*Short problem:*
Output every line below without omitting or altering anything.

**** Record set ****

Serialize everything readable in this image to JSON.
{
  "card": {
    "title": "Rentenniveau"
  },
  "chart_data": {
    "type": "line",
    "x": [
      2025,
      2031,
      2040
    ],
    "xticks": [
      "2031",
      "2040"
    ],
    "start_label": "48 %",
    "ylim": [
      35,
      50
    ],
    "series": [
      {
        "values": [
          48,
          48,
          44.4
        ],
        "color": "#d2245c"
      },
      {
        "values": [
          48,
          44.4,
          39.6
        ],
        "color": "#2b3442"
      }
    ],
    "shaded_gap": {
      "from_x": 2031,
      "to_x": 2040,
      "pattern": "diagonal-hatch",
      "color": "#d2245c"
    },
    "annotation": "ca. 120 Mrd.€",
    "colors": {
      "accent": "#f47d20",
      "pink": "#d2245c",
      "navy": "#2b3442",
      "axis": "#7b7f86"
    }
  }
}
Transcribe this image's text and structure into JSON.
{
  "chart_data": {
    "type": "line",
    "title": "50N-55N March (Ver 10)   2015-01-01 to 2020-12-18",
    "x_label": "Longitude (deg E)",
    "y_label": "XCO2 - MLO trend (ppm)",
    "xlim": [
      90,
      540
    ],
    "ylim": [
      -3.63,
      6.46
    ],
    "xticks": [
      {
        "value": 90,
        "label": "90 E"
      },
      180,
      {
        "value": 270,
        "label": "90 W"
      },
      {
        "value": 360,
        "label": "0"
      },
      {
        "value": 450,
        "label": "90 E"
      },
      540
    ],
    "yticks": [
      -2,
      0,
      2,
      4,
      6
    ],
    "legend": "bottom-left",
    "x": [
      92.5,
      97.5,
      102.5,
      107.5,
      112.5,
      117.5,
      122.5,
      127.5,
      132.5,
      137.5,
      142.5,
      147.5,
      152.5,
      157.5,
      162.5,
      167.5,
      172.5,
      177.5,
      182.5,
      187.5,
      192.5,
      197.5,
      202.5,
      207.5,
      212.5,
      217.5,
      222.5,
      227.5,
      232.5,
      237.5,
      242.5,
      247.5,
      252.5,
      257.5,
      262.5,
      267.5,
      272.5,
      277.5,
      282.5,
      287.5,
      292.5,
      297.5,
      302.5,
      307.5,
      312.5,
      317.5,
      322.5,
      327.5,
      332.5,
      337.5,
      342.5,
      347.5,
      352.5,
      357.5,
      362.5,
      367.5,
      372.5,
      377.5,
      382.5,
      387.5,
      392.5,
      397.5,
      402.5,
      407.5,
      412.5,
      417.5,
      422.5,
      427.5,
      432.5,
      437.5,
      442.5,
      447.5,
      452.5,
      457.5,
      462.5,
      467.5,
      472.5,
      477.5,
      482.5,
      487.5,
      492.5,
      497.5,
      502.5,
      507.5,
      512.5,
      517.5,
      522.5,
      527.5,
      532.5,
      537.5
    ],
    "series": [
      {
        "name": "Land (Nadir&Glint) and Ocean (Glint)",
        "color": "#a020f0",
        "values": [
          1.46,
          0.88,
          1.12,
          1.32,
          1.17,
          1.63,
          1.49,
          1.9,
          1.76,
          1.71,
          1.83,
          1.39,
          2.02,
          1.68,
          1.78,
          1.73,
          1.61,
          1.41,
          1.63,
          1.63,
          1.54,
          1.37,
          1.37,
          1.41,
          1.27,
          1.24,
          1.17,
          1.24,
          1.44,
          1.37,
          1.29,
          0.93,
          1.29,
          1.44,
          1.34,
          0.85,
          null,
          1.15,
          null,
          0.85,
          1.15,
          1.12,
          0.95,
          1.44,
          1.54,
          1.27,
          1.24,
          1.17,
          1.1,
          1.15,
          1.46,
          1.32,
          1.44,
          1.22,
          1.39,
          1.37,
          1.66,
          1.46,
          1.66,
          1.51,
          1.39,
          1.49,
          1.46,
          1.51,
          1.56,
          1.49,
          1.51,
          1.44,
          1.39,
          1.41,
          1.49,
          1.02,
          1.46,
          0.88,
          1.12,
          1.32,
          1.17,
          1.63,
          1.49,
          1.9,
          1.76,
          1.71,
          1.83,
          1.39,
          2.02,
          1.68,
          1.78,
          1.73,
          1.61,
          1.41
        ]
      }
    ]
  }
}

****

*Complete response:*
Serialize everything readable in this image to JSON.
{
  "card": {
    "title": "Rentenniveau"
  },
  "chart_data": {
    "type": "line",
    "x": [
      2025,
      2031,
      2040
    ],
    "xticks": [
      "2031",
      "2040"
    ],
    "start_label": "48 %",
    "ylim": [
      35,
      50
    ],
    "series": [
      {
        "values": [
          48,
          48,
          44.4
        ],
        "color": "#d2245c"
      },
      {
        "values": [
          48,
          44.4,
          39.6
        ],
        "color": "#2b3442"
      }
    ],
    "shaded_gap": {
      "from_x": 2031,
      "to_x": 2040,
      "pattern": "diagonal-hatch",
      "color": "#d2245c"
    },
    "annotation": "ca. 120 Mrd.€",
    "colors": {
      "accent": "#f47d20",
      "pink": "#d2245c",
      "navy": "#2b3442",
      "axis": "#7b7f86"
    }
  }
}
Transcribe this image's text and structure into JSON.
{
  "chart_data": {
    "type": "line",
    "title": "50N-55N March (Ver 10)   2015-01-01 to 2020-12-18",
    "x_label": "Longitude (deg E)",
    "y_label": "XCO2 - MLO trend (ppm)",
    "xlim": [
      90,
      540
    ],
    "ylim": [
      -3.63,
      6.46
    ],
    "xticks": [
      {
        "value": 90,
        "label": "90 E"
      },
      180,
      {
        "value": 270,
        "label": "90 W"
      },
      {
        "value": 360,
        "label": "0"
      },
      {
        "value": 450,
        "label": "90 E"
      },
      540
    ],
    "yticks": [
      -2,
      0,
      2,
      4,
      6
    ],
    "legend": "bottom-left",
    "x": [
      92.5,
      97.5,
      102.5,
      107.5,
      112.5,
      117.5,
      122.5,
      127.5,
      132.5,
      137.5,
      142.5,
      147.5,
      152.5,
      157.5,
      162.5,
      167.5,
      172.5,
      177.5,
      182.5,
      187.5,
      192.5,
      197.5,
      202.5,
      207.5,
      212.5,
      217.5,
      222.5,
      227.5,
      232.5,
      237.5,
      242.5,
      247.5,
      252.5,
      257.5,
      262.5,
      267.5,
      272.5,
      277.5,
      282.5,
      287.5,
      292.5,
      297.5,
      302.5,
      307.5,
      312.5,
      317.5,
      322.5,
      327.5,
      332.5,
      337.5,
      342.5,
      347.5,
      352.5,
      357.5,
      362.5,
      367.5,
      372.5,
      377.5,
      382.5,
      387.5,
      392.5,
      397.5,
      402.5,
      407.5,
      412.5,
      417.5,
      422.5,
      427.5,
      432.5,
      437.5,
      442.5,
      447.5,
      452.5,
      457.5,
      462.5,
      467.5,
      472.5,
      477.5,
      482.5,
      487.5,
      492.5,
      497.5,
      502.5,
      507.5,
      512.5,
      517.5,
      522.5,
      527.5,
      532.5,
      537.5
    ],
    "series": [
      {
        "name": "Land (Nadir&Glint) and Ocean (Glint)",
        "color": "#a020f0",
        "values": [
          1.46,
          0.88,
          1.12,
          1.32,
          1.17,
          1.63,
          1.49,
          1.9,
          1.76,
          1.71,
          1.83,
          1.39,
          2.02,
          1.68,
          1.78,
          1.73,
          1.61,
          1.41,
          1.63,
          1.63,
          1.54,
          1.37,
          1.37,
          1.41,
          1.27,
          1.24,
          1.17,
          1.24,
          1.44,
          1.37,
          1.29,
          0.93,
          1.29,
          1.44,
          1.34,
          0.85,
          null,
          1.15,
          null,
          0.85,
          1.15,
          1.12,
          0.95,
          1.44,
          1.54,
          1.27,
          1.24,
          1.17,
          1.1,
          1.15,
          1.46,
          1.32,
          1.44,
          1.22,
          1.39,
          1.37,
          1.66,
          1.46,
          1.66,
          1.51,
          1.39,
          1.49,
          1.46,
          1.51,
          1.56,
          1.49,
          1.51,
          1.44,
          1.39,
          1.41,
          1.49,
          1.02,
          1.46,
          0.88,
          1.12,
          1.32,
          1.17,
          1.63,
          1.49,
          1.9,
          1.76,
          1.71,
          1.83,
          1.39,
          2.02,
          1.68,
          1.78,
          1.73,
          1.61,
          1.41
        ]
      }
    ]
  }
}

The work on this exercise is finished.